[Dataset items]

------------------------------------------------

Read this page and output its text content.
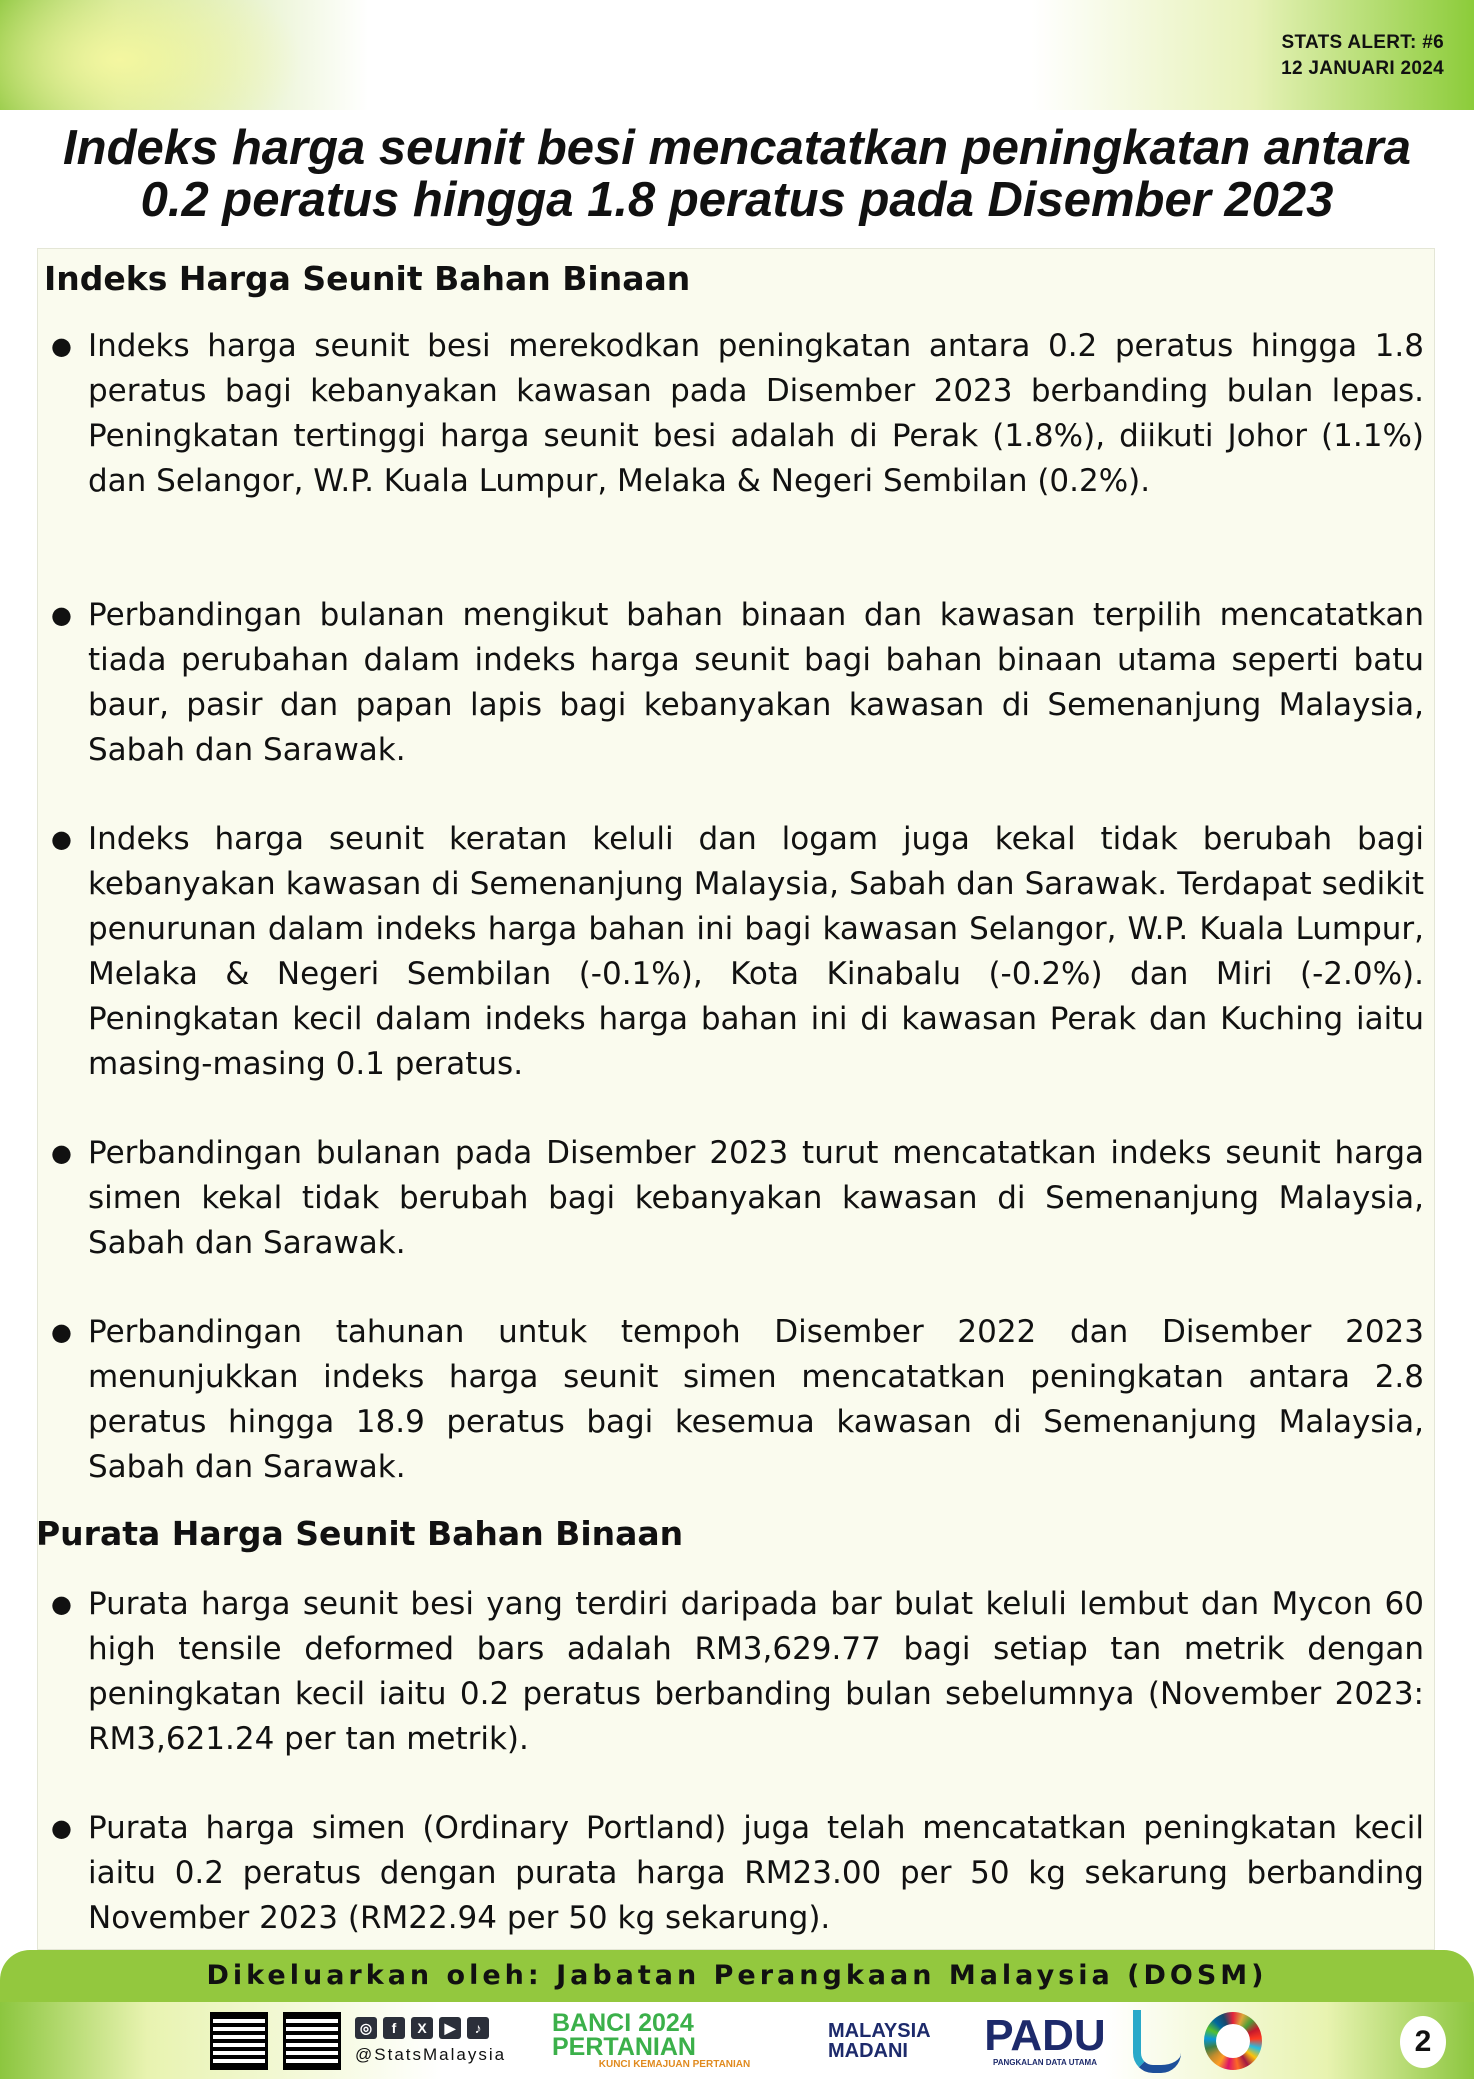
STATS ALERT: #6
12 JANUARI 2024
Indeks harga seunit besi mencatatkan peningkatan antara
0.2 peratus hingga 1.8 peratus pada Disember 2023
Indeks Harga Seunit Bahan Binaan
● Indeks harga seunit besi merekodkan peningkatan antara 0.2 peratus hingga 1.8 peratus bagi kebanyakan kawasan pada Disember 2023 berbanding bulan lepas. Peningkatan tertinggi harga seunit besi adalah di Perak (1.8%), diikuti Johor (1.1%) dan Selangor, W.P. Kuala Lumpur, Melaka & Negeri Sembilan (0.2%).
● Perbandingan bulanan mengikut bahan binaan dan kawasan terpilih mencatatkan tiada perubahan dalam indeks harga seunit bagi bahan binaan utama seperti batu baur, pasir dan papan lapis bagi kebanyakan kawasan di Semenanjung Malaysia, Sabah dan Sarawak.
● Indeks harga seunit keratan keluli dan logam juga kekal tidak berubah bagi kebanyakan kawasan di Semenanjung Malaysia, Sabah dan Sarawak. Terdapat sedikit penurunan dalam indeks harga bahan ini bagi kawasan Selangor, W.P. Kuala Lumpur, Melaka & Negeri Sembilan (-0.1%), Kota Kinabalu (-0.2%) dan Miri (-2.0%). Peningkatan kecil dalam indeks harga bahan ini di kawasan Perak dan Kuching iaitu masing-masing 0.1 peratus.
● Perbandingan bulanan pada Disember 2023 turut mencatatkan indeks seunit harga simen kekal tidak berubah bagi kebanyakan kawasan di Semenanjung Malaysia, Sabah dan Sarawak.
● Perbandingan tahunan untuk tempoh Disember 2022 dan Disember 2023 menunjukkan indeks harga seunit simen mencatatkan peningkatan antara 2.8 peratus hingga 18.9 peratus bagi kesemua kawasan di Semenanjung Malaysia, Sabah dan Sarawak.
Purata Harga Seunit Bahan Binaan
● Purata harga seunit besi yang terdiri daripada bar bulat keluli lembut dan Mycon 60 high tensile deformed bars adalah RM3,629.77 bagi setiap tan metrik dengan peningkatan kecil iaitu 0.2 peratus berbanding bulan sebelumnya (November 2023: RM3,621.24 per tan metrik).
● Purata harga simen (Ordinary Portland) juga telah mencatatkan peningkatan kecil iaitu 0.2 peratus dengan purata harga RM23.00 per 50 kg sekarung berbanding November 2023 (RM22.94 per 50 kg sekarung).
Dikeluarkan oleh: Jabatan Perangkaan Malaysia (DOSM)
◎ f X ▶ ♪
@StatsMalaysia
BANCI 2024 PERTANIAN
KUNCI KEMAJUAN PERTANIAN
MALAYSIA MADANI	PADU
PANGKALAN DATA UTAMA
2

------------------------------------------------

- Aim of the task -
Copy the material above exactly and drop the pictures.

- Written response -
Read this page and output its text content.
STATS ALERT: #6
12 JANUARI 2024
Indeks harga seunit besi mencatatkan peningkatan antara
0.2 peratus hingga 1.8 peratus pada Disember 2023
Indeks Harga Seunit Bahan Binaan
● Indeks harga seunit besi merekodkan peningkatan antara 0.2 peratus hingga 1.8 peratus bagi kebanyakan kawasan pada Disember 2023 berbanding bulan lepas. Peningkatan tertinggi harga seunit besi adalah di Perak (1.8%), diikuti Johor (1.1%) dan Selangor, W.P. Kuala Lumpur, Melaka & Negeri Sembilan (0.2%).
● Perbandingan bulanan mengikut bahan binaan dan kawasan terpilih mencatatkan tiada perubahan dalam indeks harga seunit bagi bahan binaan utama seperti batu baur, pasir dan papan lapis bagi kebanyakan kawasan di Semenanjung Malaysia, Sabah dan Sarawak.
● Indeks harga seunit keratan keluli dan logam juga kekal tidak berubah bagi kebanyakan kawasan di Semenanjung Malaysia, Sabah dan Sarawak. Terdapat sedikit penurunan dalam indeks harga bahan ini bagi kawasan Selangor, W.P. Kuala Lumpur, Melaka & Negeri Sembilan (-0.1%), Kota Kinabalu (-0.2%) dan Miri (-2.0%). Peningkatan kecil dalam indeks harga bahan ini di kawasan Perak dan Kuching iaitu masing-masing 0.1 peratus.
● Perbandingan bulanan pada Disember 2023 turut mencatatkan indeks seunit harga simen kekal tidak berubah bagi kebanyakan kawasan di Semenanjung Malaysia, Sabah dan Sarawak.
● Perbandingan tahunan untuk tempoh Disember 2022 dan Disember 2023 menunjukkan indeks harga seunit simen mencatatkan peningkatan antara 2.8 peratus hingga 18.9 peratus bagi kesemua kawasan di Semenanjung Malaysia, Sabah dan Sarawak.
Purata Harga Seunit Bahan Binaan
● Purata harga seunit besi yang terdiri daripada bar bulat keluli lembut dan Mycon 60 high tensile deformed bars adalah RM3,629.77 bagi setiap tan metrik dengan peningkatan kecil iaitu 0.2 peratus berbanding bulan sebelumnya (November 2023: RM3,621.24 per tan metrik).
● Purata harga simen (Ordinary Portland) juga telah mencatatkan peningkatan kecil iaitu 0.2 peratus dengan purata harga RM23.00 per 50 kg sekarung berbanding November 2023 (RM22.94 per 50 kg sekarung).
Dikeluarkan oleh: Jabatan Perangkaan Malaysia (DOSM)
◎ f X ▶ ♪
@StatsMalaysia
BANCI 2024 PERTANIAN
KUNCI KEMAJUAN PERTANIAN
MALAYSIA MADANI	PADU
PANGKALAN DATA UTAMA
2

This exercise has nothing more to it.